## start TEXT PASSAGE

Farmers won’t have to wait until the cows to come home to transition to all-electric machinery
A new electric tractor prototype has been announced by US machinery maker John Deere. The all-electric prototype is being named SESAM (Sustainable Energy for Agricultural Machinery).
Announced last week, the tractor is set to be shown off to the public in Paris at the SIMA show next month. John Deere has also produced a hybrid electric tractor in the past, along with a tractor which is able to run purely on vegetable oil, both of which have won SIMA awards.
Packing 130 kWh of battery capacity, which supplies power to a 150 kW motor, the SESAM tractor offers a substantial 402 horsepower. Currently, a full charge of the battery allows about four hours (based on an average day’s work) and amounts to a 55km range on the road. The batteries can withstand 3,100 charging cycles, which will take almost three hours each. According to our calculations, this means just nine years before they have to be replaced.

## end TEXT PASSAGE
## start DATA SECTION

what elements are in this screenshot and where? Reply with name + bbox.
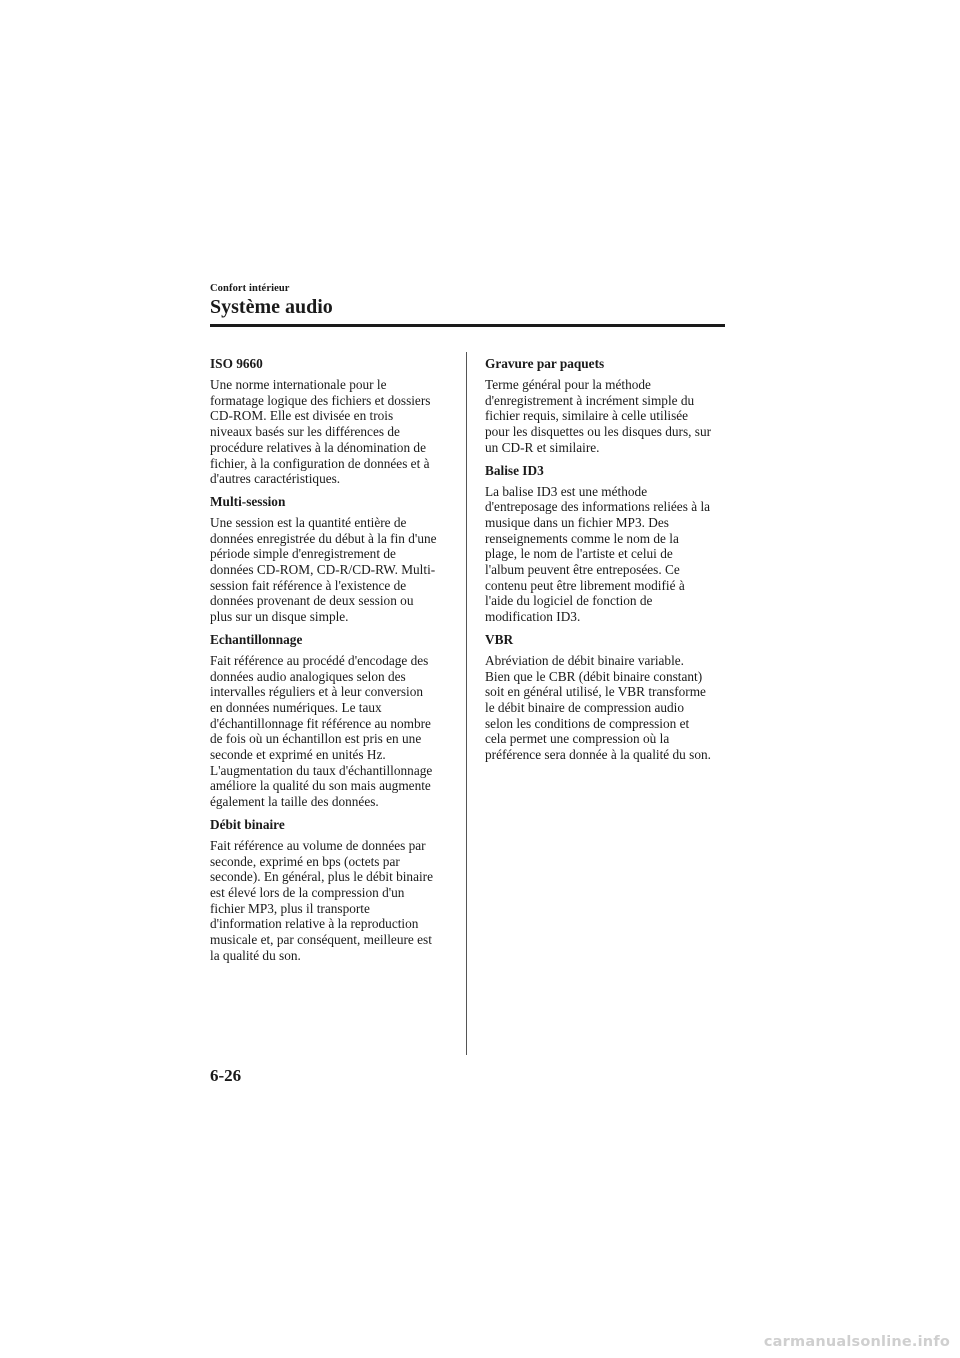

## end DATA SECTION

DESCRIPTION OF THE TASK >>
Please copy the electric tractor passage word for word from "Announced last week, the" up to and including "won SIMA awards.".

EXERCISE SOLUTION >>
Announced last week, the tractor is set to be shown off to the public in Paris at the SIMA show next month. John Deere has also produced a hybrid electric tractor in the past, along with a tractor which is able to run purely on vegetable oil, both of which have won SIMA awards.